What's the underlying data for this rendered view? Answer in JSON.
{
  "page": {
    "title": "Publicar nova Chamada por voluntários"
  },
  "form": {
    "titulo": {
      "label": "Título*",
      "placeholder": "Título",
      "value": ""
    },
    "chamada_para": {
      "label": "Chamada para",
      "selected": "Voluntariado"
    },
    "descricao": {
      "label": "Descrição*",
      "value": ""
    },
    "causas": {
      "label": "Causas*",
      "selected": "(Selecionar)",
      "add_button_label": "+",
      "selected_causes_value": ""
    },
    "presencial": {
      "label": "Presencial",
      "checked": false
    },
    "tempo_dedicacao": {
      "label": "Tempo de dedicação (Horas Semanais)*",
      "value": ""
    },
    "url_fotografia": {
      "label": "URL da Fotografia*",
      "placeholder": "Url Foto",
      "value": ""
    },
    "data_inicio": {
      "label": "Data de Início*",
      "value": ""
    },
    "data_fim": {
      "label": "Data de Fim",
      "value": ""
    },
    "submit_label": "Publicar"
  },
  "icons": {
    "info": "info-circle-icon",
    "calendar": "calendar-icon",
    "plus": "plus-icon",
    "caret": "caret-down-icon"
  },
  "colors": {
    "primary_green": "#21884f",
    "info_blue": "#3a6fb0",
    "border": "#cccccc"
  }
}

▬▬▬

> CHALLENGE:
The listing above must be transcribed exactly, line by line.

> WRITTEN SOLUTION:
What's the underlying data for this rendered view? Answer in JSON.
{
  "page": {
    "title": "Publicar nova Chamada por voluntários"
  },
  "form": {
    "titulo": {
      "label": "Título*",
      "placeholder": "Título",
      "value": ""
    },
    "chamada_para": {
      "label": "Chamada para",
      "selected": "Voluntariado"
    },
    "descricao": {
      "label": "Descrição*",
      "value": ""
    },
    "causas": {
      "label": "Causas*",
      "selected": "(Selecionar)",
      "add_button_label": "+",
      "selected_causes_value": ""
    },
    "presencial": {
      "label": "Presencial",
      "checked": false
    },
    "tempo_dedicacao": {
      "label": "Tempo de dedicação (Horas Semanais)*",
      "value": ""
    },
    "url_fotografia": {
      "label": "URL da Fotografia*",
      "placeholder": "Url Foto",
      "value": ""
    },
    "data_inicio": {
      "label": "Data de Início*",
      "value": ""
    },
    "data_fim": {
      "label": "Data de Fim",
      "value": ""
    },
    "submit_label": "Publicar"
  },
  "icons": {
    "info": "info-circle-icon",
    "calendar": "calendar-icon",
    "plus": "plus-icon",
    "caret": "caret-down-icon"
  },
  "colors": {
    "primary_green": "#21884f",
    "info_blue": "#3a6fb0",
    "border": "#cccccc"
  }
}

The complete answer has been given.